* [REQUIREMENTS]: Pick up the passage on the second-stage residual correction right after its last sentence and keep it going.

For the second-stage residual correction, an individual RF model was trained for each energy loads. The RF models used the RFECV-selected feature subsets concatenated with the preliminary MTL-LSTM forecasts to learn the residual patterns that the deep network did not fully capture. The primary RF hyperparameters—including the number of trees, maximum depth, and minimum samples per leaf—were determined through grid search combined with a rolling time-series cross-validation procedure. This residual-learning configuration enables the RF to model localized fluctuations and non-stationary behaviors present in the residual sequences.

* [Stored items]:
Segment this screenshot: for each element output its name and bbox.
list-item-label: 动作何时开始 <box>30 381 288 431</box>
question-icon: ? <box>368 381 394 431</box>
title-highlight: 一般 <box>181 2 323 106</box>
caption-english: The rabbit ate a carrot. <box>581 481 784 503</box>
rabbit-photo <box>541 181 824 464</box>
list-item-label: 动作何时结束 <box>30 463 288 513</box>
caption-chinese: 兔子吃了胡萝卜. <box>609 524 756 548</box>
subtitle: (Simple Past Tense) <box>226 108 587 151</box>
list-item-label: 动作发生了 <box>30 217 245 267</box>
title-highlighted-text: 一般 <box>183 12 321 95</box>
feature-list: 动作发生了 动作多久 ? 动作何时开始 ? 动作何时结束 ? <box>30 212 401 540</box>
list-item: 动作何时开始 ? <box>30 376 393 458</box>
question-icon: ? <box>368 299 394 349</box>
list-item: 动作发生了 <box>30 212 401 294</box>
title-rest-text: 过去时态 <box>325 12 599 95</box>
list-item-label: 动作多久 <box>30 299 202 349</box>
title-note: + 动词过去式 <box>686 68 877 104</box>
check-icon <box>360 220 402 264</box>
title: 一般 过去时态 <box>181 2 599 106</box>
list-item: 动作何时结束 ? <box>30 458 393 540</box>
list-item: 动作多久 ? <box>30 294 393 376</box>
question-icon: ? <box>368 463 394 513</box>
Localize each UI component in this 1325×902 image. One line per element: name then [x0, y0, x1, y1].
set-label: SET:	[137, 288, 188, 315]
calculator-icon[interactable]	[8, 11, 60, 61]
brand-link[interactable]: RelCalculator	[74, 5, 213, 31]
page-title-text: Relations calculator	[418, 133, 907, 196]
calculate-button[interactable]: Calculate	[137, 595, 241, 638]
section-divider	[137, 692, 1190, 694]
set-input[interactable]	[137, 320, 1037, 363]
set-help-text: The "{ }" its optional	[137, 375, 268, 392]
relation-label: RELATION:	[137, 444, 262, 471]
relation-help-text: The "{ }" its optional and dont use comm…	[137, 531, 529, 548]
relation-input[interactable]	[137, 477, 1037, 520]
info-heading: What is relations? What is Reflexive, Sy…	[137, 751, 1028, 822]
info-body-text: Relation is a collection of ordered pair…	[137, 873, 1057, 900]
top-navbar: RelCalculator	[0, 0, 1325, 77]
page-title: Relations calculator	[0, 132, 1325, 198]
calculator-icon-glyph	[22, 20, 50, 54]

* [RESULT FOR THIS EXERCISE]:
All experiments were conducted on a personal workstation equipped with a 12th Gen Intel Core i5-12600KF CPU (3.70 GHz), 16 GB of RAM, and an NVIDIA GeForce RTX 4060 Ti GPU with 8 GB of dedicated memory. The implementation was developed in Python 3.9.10, with the deep learning components built using PyTorch 2.0.1 and the RF models implemented via scikit-learn 1.6.1. This hardware–software configuration ensures stable computational performance and reproducibility across all experiments.
4.2. Experimental Results
To comprehensively evaluate the performance of the proposed hybrid RFECV + MTL-LSTM-RF model in park-level energy station load forecasting, a comparative analysis was conducted against four benchmark models: RFECV + MTL-LSTM, Pearson-Correlation-Filtered MTL-LSTM (Pearson + MTL-LSTM), MTL-LSTM, and the conventional LSTM. All models were trained and tested on identical datasets, using the same input features, normalization procedures, and hyperparameter configurations to ensure fair comparability.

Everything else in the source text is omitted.